* **Do this**: All entries should be output exactly as they stand.
** Start **
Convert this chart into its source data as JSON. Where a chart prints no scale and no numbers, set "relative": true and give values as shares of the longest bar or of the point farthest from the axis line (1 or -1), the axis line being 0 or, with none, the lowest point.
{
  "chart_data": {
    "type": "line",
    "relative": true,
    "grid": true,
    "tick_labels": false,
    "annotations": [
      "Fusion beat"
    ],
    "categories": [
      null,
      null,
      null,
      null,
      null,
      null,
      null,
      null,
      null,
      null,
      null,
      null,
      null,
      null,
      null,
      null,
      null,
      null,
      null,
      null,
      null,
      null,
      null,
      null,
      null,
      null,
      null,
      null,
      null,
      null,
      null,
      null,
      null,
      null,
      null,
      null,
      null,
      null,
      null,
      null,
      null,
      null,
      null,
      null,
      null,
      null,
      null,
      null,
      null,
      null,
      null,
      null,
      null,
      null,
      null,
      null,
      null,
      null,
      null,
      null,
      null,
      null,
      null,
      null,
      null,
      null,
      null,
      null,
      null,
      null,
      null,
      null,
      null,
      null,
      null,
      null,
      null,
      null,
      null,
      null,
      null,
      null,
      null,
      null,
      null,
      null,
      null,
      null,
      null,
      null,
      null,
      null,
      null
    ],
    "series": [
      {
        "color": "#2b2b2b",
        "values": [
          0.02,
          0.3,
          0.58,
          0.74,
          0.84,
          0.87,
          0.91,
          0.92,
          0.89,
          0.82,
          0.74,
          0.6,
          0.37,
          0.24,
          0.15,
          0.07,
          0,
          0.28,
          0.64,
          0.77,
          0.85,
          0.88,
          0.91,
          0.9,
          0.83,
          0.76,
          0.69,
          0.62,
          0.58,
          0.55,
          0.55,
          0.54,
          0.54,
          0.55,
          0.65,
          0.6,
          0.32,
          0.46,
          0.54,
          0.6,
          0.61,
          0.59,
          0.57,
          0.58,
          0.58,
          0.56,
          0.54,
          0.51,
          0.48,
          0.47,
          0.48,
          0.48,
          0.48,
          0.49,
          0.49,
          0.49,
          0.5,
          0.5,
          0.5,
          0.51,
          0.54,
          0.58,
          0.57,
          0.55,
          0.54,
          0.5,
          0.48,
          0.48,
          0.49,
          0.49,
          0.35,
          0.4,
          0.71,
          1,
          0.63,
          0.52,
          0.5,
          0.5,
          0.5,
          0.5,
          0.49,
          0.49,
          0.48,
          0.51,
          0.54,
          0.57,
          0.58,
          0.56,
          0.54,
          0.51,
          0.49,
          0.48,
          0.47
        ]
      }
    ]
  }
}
** End **
* **Reply to the task**:
Convert this chart into its source data as JSON. Where a chart prints no scale and no numbers, set "relative": true and give values as shares of the longest bar or of the point farthest from the axis line (1 or -1), the axis line being 0 or, with none, the lowest point.
{
  "chart_data": {
    "type": "line",
    "relative": true,
    "grid": true,
    "tick_labels": false,
    "annotations": [
      "Fusion beat"
    ],
    "categories": [
      null,
      null,
      null,
      null,
      null,
      null,
      null,
      null,
      null,
      null,
      null,
      null,
      null,
      null,
      null,
      null,
      null,
      null,
      null,
      null,
      null,
      null,
      null,
      null,
      null,
      null,
      null,
      null,
      null,
      null,
      null,
      null,
      null,
      null,
      null,
      null,
      null,
      null,
      null,
      null,
      null,
      null,
      null,
      null,
      null,
      null,
      null,
      null,
      null,
      null,
      null,
      null,
      null,
      null,
      null,
      null,
      null,
      null,
      null,
      null,
      null,
      null,
      null,
      null,
      null,
      null,
      null,
      null,
      null,
      null,
      null,
      null,
      null,
      null,
      null,
      null,
      null,
      null,
      null,
      null,
      null,
      null,
      null,
      null,
      null,
      null,
      null,
      null,
      null,
      null,
      null,
      null,
      null
    ],
    "series": [
      {
        "color": "#2b2b2b",
        "values": [
          0.02,
          0.3,
          0.58,
          0.74,
          0.84,
          0.87,
          0.91,
          0.92,
          0.89,
          0.82,
          0.74,
          0.6,
          0.37,
          0.24,
          0.15,
          0.07,
          0,
          0.28,
          0.64,
          0.77,
          0.85,
          0.88,
          0.91,
          0.9,
          0.83,
          0.76,
          0.69,
          0.62,
          0.58,
          0.55,
          0.55,
          0.54,
          0.54,
          0.55,
          0.65,
          0.6,
          0.32,
          0.46,
          0.54,
          0.6,
          0.61,
          0.59,
          0.57,
          0.58,
          0.58,
          0.56,
          0.54,
          0.51,
          0.48,
          0.47,
          0.48,
          0.48,
          0.48,
          0.49,
          0.49,
          0.49,
          0.5,
          0.5,
          0.5,
          0.51,
          0.54,
          0.58,
          0.57,
          0.55,
          0.54,
          0.5,
          0.48,
          0.48,
          0.49,
          0.49,
          0.35,
          0.4,
          0.71,
          1,
          0.63,
          0.52,
          0.5,
          0.5,
          0.5,
          0.5,
          0.49,
          0.49,
          0.48,
          0.51,
          0.54,
          0.57,
          0.58,
          0.56,
          0.54,
          0.51,
          0.49,
          0.48,
          0.47
        ]
      }
    ]
  }
}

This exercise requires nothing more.